• INPUT DATA:
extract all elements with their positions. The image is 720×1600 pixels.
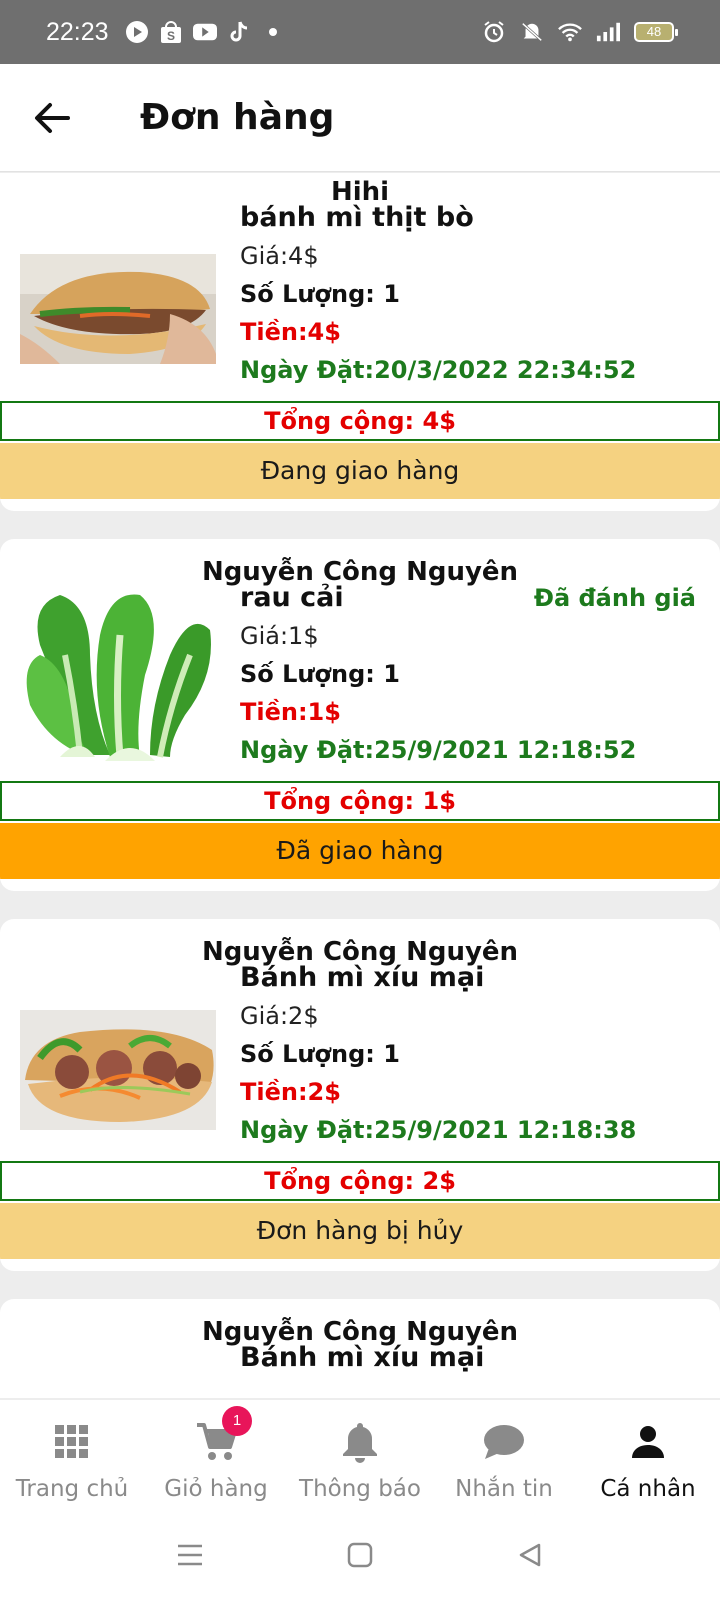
order-status-button[interactable]: Đang giao hàng: [0, 443, 720, 499]
item-quantity: Số Lượng: 1: [240, 1040, 400, 1068]
order-card-top: Hihi bánh mì thịt bò Giá:4$ Số Lượng: 1 …: [0, 173, 720, 397]
alarm-icon: [482, 20, 506, 44]
order-item-info: Bánh mì xíu mại Giá:2$ Số Lượng: 1 Tiền:…: [240, 959, 636, 1149]
rated-label: Đã đánh giá: [533, 584, 696, 612]
item-money: Tiền:1$: [240, 698, 341, 726]
order-item-info: bánh mì thịt bò Giá:4$ Số Lượng: 1 Tiền:…: [240, 199, 636, 389]
item-price: Giá:2$: [240, 1002, 319, 1030]
youtube-icon: [192, 20, 217, 44]
order-card[interactable]: Hihi bánh mì thịt bò Giá:4$ Số Lượng: 1 …: [0, 173, 720, 511]
item-price: Giá:1$: [240, 622, 319, 650]
nav-item-cart[interactable]: 1 Giỏ hàng: [144, 1400, 288, 1510]
nav-label: Cá nhân: [600, 1476, 696, 1502]
nav-label: Giỏ hàng: [164, 1476, 268, 1502]
chat-icon: [482, 1420, 526, 1464]
bottom-navigation: Trang chủ 1 Giỏ hàng Thông báo Nhắn tin …: [0, 1400, 720, 1510]
app-header: Đơn hàng: [0, 64, 720, 172]
cart-badge: 1: [222, 1406, 252, 1436]
order-card-top: Nguyễn Công Nguyên: [0, 919, 720, 1157]
order-card[interactable]: Nguyễn Công Nguyên: [0, 539, 720, 891]
order-card-top: Nguyễn Công Nguyên Bánh mì xíu mại: [0, 1299, 720, 1398]
status-bar: 22:23 S 48: [0, 0, 720, 64]
item-price: Giá:4$: [240, 242, 319, 270]
person-icon: [626, 1420, 670, 1464]
bok-choy-image: [20, 585, 216, 765]
battery-icon: 48: [634, 22, 678, 42]
svg-text:S: S: [167, 29, 175, 43]
status-time: 22:23: [46, 17, 109, 46]
order-total: Tổng cộng: 2$: [0, 1161, 720, 1201]
item-quantity: Số Lượng: 1: [240, 660, 400, 688]
mute-icon: [520, 20, 544, 44]
item-name: Bánh mì xíu mại: [240, 962, 485, 993]
nav-item-messages[interactable]: Nhắn tin: [432, 1400, 576, 1510]
page-title: Đơn hàng: [140, 97, 335, 138]
order-date: Ngày Đặt:20/3/2022 22:34:52: [240, 356, 637, 384]
tiktok-icon: [227, 20, 251, 44]
signal-icon: [596, 20, 620, 44]
order-card[interactable]: Nguyễn Công Nguyên Bánh mì xíu mại: [0, 1299, 720, 1398]
item-money: Tiền:2$: [240, 1078, 341, 1106]
cart-icon: 1: [194, 1406, 252, 1464]
status-system-icons: 48: [482, 20, 678, 44]
order-status-button[interactable]: Đơn hàng bị hủy: [0, 1203, 720, 1259]
item-name: bánh mì thịt bò: [240, 202, 474, 233]
system-navigation-bar: [0, 1510, 720, 1600]
item-money: Tiền:4$: [240, 318, 341, 346]
grid-icon: [50, 1420, 94, 1464]
nav-item-profile[interactable]: Cá nhân: [576, 1400, 720, 1510]
nav-label: Nhắn tin: [455, 1476, 553, 1502]
order-date: Ngày Đặt:25/9/2021 12:18:38: [240, 1116, 637, 1144]
banh-mi-beef-image: [20, 254, 216, 364]
nav-item-home[interactable]: Trang chủ: [0, 1400, 144, 1510]
nav-label: Thông báo: [299, 1476, 421, 1502]
order-item-info: Bánh mì xíu mại: [240, 1339, 484, 1377]
order-status-button[interactable]: Đã giao hàng: [0, 823, 720, 879]
order-card[interactable]: Nguyễn Công Nguyên: [0, 919, 720, 1271]
play-icon: [125, 20, 149, 44]
app-screen: 22:23 S 48 Đơn hàng Hihi bánh mì thịt bò…: [0, 0, 720, 1600]
home-icon[interactable]: [340, 1535, 380, 1575]
status-notification-icons: S: [125, 20, 285, 44]
wifi-icon: [558, 20, 582, 44]
nav-label: Trang chủ: [15, 1476, 129, 1502]
order-date: Ngày Đặt:25/9/2021 12:18:52: [240, 736, 637, 764]
dot-icon: [261, 20, 285, 44]
shop-icon: S: [159, 20, 183, 44]
banh-mi-meatball-image: [20, 1010, 216, 1130]
back-icon[interactable]: [510, 1535, 550, 1575]
order-total: Tổng cộng: 1$: [0, 781, 720, 821]
menu-icon[interactable]: [170, 1535, 210, 1575]
order-card-top: Nguyễn Công Nguyên: [0, 539, 720, 777]
order-total: Tổng cộng: 4$: [0, 401, 720, 441]
arrow-left-icon[interactable]: [26, 92, 78, 144]
item-quantity: Số Lượng: 1: [240, 280, 400, 308]
bell-icon: [338, 1420, 382, 1464]
item-name: Bánh mì xíu mại: [240, 1342, 485, 1373]
nav-item-notifications[interactable]: Thông báo: [288, 1400, 432, 1510]
order-list[interactable]: Hihi bánh mì thịt bò Giá:4$ Số Lượng: 1 …: [0, 173, 720, 1398]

• EXERCISE DETAILS: Copy every line above exactly as it appears, leaving out the picture.

• FULL SOLUTION:
extract all elements with their positions. The image is 720×1600 pixels.
order-status-button[interactable]: Đang giao hàng: [0, 443, 720, 499]
item-quantity: Số Lượng: 1: [240, 1040, 400, 1068]
order-card-top: Hihi bánh mì thịt bò Giá:4$ Số Lượng: 1 …: [0, 173, 720, 397]
alarm-icon: [482, 20, 506, 44]
order-item-info: Bánh mì xíu mại Giá:2$ Số Lượng: 1 Tiền:…: [240, 959, 636, 1149]
rated-label: Đã đánh giá: [533, 584, 696, 612]
item-money: Tiền:1$: [240, 698, 341, 726]
order-item-info: bánh mì thịt bò Giá:4$ Số Lượng: 1 Tiền:…: [240, 199, 636, 389]
item-price: Giá:2$: [240, 1002, 319, 1030]
youtube-icon: [192, 20, 217, 44]
order-card[interactable]: Hihi bánh mì thịt bò Giá:4$ Số Lượng: 1 …: [0, 173, 720, 511]
item-price: Giá:1$: [240, 622, 319, 650]
nav-item-cart[interactable]: 1 Giỏ hàng: [144, 1400, 288, 1510]
nav-label: Cá nhân: [600, 1476, 696, 1502]
nav-label: Giỏ hàng: [164, 1476, 268, 1502]
chat-icon: [482, 1420, 526, 1464]
bottom-navigation: Trang chủ 1 Giỏ hàng Thông báo Nhắn tin …: [0, 1400, 720, 1510]
app-header: Đơn hàng: [0, 64, 720, 172]
cart-badge: 1: [222, 1406, 252, 1436]
order-card-top: Nguyễn Công Nguyên: [0, 919, 720, 1157]
order-card[interactable]: Nguyễn Công Nguyên: [0, 539, 720, 891]
order-card-top: Nguyễn Công Nguyên Bánh mì xíu mại: [0, 1299, 720, 1398]
status-bar: 22:23 S 48: [0, 0, 720, 64]
item-price: Giá:4$: [240, 242, 319, 270]
person-icon: [626, 1420, 670, 1464]
bok-choy-image: [20, 585, 216, 765]
battery-icon: 48: [634, 22, 678, 42]
svg-text:S: S: [167, 29, 175, 43]
status-time: 22:23: [46, 17, 109, 46]
order-total: Tổng cộng: 2$: [0, 1161, 720, 1201]
item-quantity: Số Lượng: 1: [240, 660, 400, 688]
mute-icon: [520, 20, 544, 44]
item-name: Bánh mì xíu mại: [240, 962, 485, 993]
nav-item-messages[interactable]: Nhắn tin: [432, 1400, 576, 1510]
page-title: Đơn hàng: [140, 97, 335, 138]
order-date: Ngày Đặt:20/3/2022 22:34:52: [240, 356, 637, 384]
tiktok-icon: [227, 20, 251, 44]
signal-icon: [596, 20, 620, 44]
order-card[interactable]: Nguyễn Công Nguyên Bánh mì xíu mại: [0, 1299, 720, 1398]
item-money: Tiền:2$: [240, 1078, 341, 1106]
cart-icon: 1: [194, 1406, 252, 1464]
status-system-icons: 48: [482, 20, 678, 44]
order-status-button[interactable]: Đơn hàng bị hủy: [0, 1203, 720, 1259]
item-name: bánh mì thịt bò: [240, 202, 474, 233]
system-navigation-bar: [0, 1510, 720, 1600]
item-money: Tiền:4$: [240, 318, 341, 346]
grid-icon: [50, 1420, 94, 1464]
nav-item-profile[interactable]: Cá nhân: [576, 1400, 720, 1510]
nav-label: Nhắn tin: [455, 1476, 553, 1502]
order-date: Ngày Đặt:25/9/2021 12:18:38: [240, 1116, 637, 1144]
banh-mi-beef-image: [20, 254, 216, 364]
nav-item-home[interactable]: Trang chủ: [0, 1400, 144, 1510]
nav-label: Thông báo: [299, 1476, 421, 1502]
order-item-info: Bánh mì xíu mại: [240, 1339, 484, 1377]
order-status-button[interactable]: Đã giao hàng: [0, 823, 720, 879]
order-card[interactable]: Nguyễn Công Nguyên: [0, 919, 720, 1271]
play-icon: [125, 20, 149, 44]
app-screen: 22:23 S 48 Đơn hàng Hihi bánh mì thịt bò…: [0, 0, 720, 1600]
home-icon[interactable]: [340, 1535, 380, 1575]
status-notification-icons: S: [125, 20, 285, 44]
wifi-icon: [558, 20, 582, 44]
nav-label: Trang chủ: [15, 1476, 129, 1502]
order-date: Ngày Đặt:25/9/2021 12:18:52: [240, 736, 637, 764]
dot-icon: [261, 20, 285, 44]
shop-icon: S: [159, 20, 183, 44]
banh-mi-meatball-image: [20, 1010, 216, 1130]
back-icon[interactable]: [510, 1535, 550, 1575]
order-total: Tổng cộng: 1$: [0, 781, 720, 821]
menu-icon[interactable]: [170, 1535, 210, 1575]
order-card-top: Nguyễn Công Nguyên: [0, 539, 720, 777]
order-total: Tổng cộng: 4$: [0, 401, 720, 441]
arrow-left-icon[interactable]: [26, 92, 78, 144]
item-quantity: Số Lượng: 1: [240, 280, 400, 308]
bell-icon: [338, 1420, 382, 1464]
item-name: Bánh mì xíu mại: [240, 1342, 485, 1373]
nav-item-notifications[interactable]: Thông báo: [288, 1400, 432, 1510]
order-list[interactable]: Hihi bánh mì thịt bò Giá:4$ Số Lượng: 1 …: [0, 173, 720, 1398]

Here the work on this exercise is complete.